* [PROVIDED RECORDS]
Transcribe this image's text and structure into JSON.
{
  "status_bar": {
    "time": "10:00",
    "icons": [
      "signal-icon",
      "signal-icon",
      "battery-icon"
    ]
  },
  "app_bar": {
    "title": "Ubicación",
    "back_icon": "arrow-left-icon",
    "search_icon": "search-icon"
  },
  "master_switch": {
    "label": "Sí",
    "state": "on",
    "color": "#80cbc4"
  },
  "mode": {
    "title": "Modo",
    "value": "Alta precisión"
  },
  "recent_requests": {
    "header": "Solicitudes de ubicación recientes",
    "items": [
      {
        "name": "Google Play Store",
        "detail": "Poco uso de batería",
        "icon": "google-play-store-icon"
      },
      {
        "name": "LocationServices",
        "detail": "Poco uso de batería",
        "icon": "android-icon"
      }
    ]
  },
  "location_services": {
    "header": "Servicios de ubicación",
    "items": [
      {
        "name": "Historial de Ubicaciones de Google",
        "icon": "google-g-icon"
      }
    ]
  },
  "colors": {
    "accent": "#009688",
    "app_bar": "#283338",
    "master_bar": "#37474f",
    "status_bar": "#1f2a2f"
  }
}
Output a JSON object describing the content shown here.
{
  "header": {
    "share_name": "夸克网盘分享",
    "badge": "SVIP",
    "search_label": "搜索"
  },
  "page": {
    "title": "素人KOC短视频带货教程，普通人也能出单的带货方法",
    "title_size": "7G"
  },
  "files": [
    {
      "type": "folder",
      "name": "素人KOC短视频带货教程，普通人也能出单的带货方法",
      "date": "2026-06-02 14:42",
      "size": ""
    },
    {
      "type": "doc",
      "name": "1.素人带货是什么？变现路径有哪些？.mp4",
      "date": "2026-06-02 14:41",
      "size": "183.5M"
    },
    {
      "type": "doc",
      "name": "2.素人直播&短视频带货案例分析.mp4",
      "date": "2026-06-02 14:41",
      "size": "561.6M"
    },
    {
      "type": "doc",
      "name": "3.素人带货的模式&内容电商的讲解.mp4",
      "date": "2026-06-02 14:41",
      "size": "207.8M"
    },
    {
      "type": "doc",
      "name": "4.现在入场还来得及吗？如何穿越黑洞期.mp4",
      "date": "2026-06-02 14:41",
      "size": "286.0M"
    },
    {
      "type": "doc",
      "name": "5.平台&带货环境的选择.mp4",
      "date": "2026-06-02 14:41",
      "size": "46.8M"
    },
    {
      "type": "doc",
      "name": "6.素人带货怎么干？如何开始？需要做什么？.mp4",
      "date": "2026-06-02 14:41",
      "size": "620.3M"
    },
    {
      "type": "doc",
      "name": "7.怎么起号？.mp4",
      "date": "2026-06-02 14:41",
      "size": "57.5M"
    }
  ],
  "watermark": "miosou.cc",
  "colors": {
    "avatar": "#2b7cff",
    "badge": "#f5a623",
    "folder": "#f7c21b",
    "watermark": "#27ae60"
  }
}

* [WHAT TO DO] How many lines of these entries contain "JSON"? Answer with the number and nothing else.

* [PROBLEM SOLUTION] 2